*TASK BRIEF:* The records below must be copied in full; omit the images.

[Figure collection entries]

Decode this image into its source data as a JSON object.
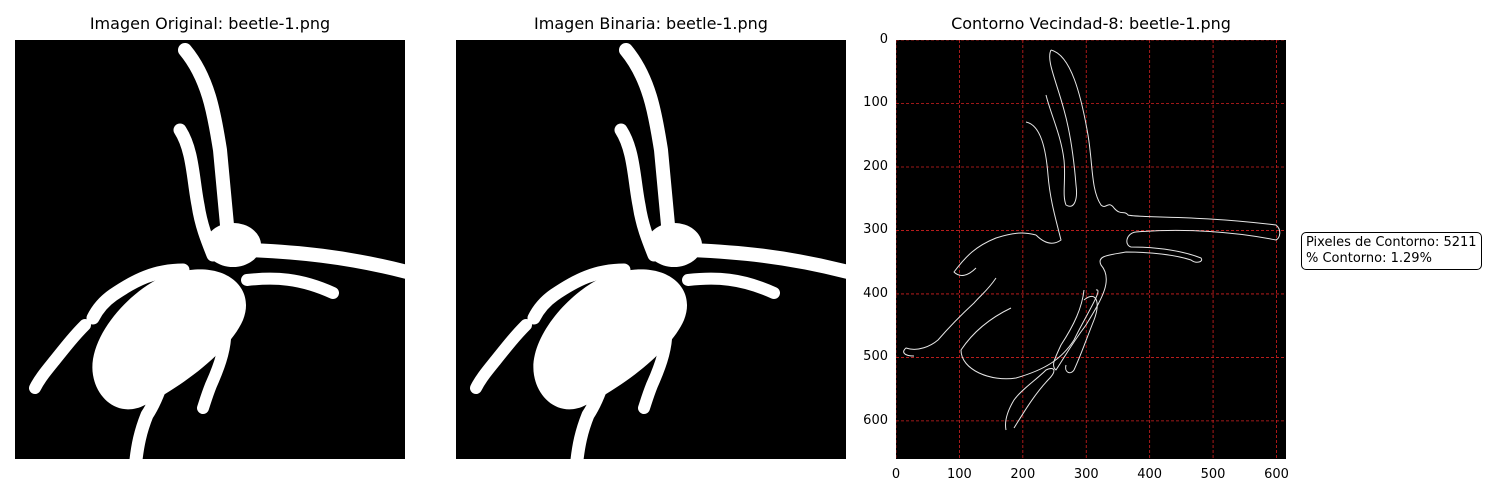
{
  "panels": [
    {
      "title": "Imagen Original: beetle-1.png"
    },
    {
      "title": "Imagen Binaria: beetle-1.png"
    },
    {
      "title": "Contorno Vecindad-8: beetle-1.png"
    }
  ],
  "contour_axes": {
    "x_ticks": [
      "0",
      "100",
      "200",
      "300",
      "400",
      "500",
      "600"
    ],
    "y_ticks": [
      "0",
      "100",
      "200",
      "300",
      "400",
      "500",
      "600"
    ],
    "grid": true,
    "grid_color": "#d22020"
  },
  "info": {
    "pixels_line": "Pixeles de Contorno: 5211",
    "percent_line": "% Contorno: 1.29%"
  },
  "colors": {
    "background": "#000000",
    "foreground": "#ffffff",
    "contour": "#e6e6e6"
  }
}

*CORRECT RESULT:*
Decode this image into its source data as a JSON object.
{
  "panels": [
    {
      "title": "Imagen Original: beetle-1.png"
    },
    {
      "title": "Imagen Binaria: beetle-1.png"
    },
    {
      "title": "Contorno Vecindad-8: beetle-1.png"
    }
  ],
  "contour_axes": {
    "x_ticks": [
      "0",
      "100",
      "200",
      "300",
      "400",
      "500",
      "600"
    ],
    "y_ticks": [
      "0",
      "100",
      "200",
      "300",
      "400",
      "500",
      "600"
    ],
    "grid": true,
    "grid_color": "#d22020"
  },
  "info": {
    "pixels_line": "Pixeles de Contorno: 5211",
    "percent_line": "% Contorno: 1.29%"
  },
  "colors": {
    "background": "#000000",
    "foreground": "#ffffff",
    "contour": "#e6e6e6"
  }
}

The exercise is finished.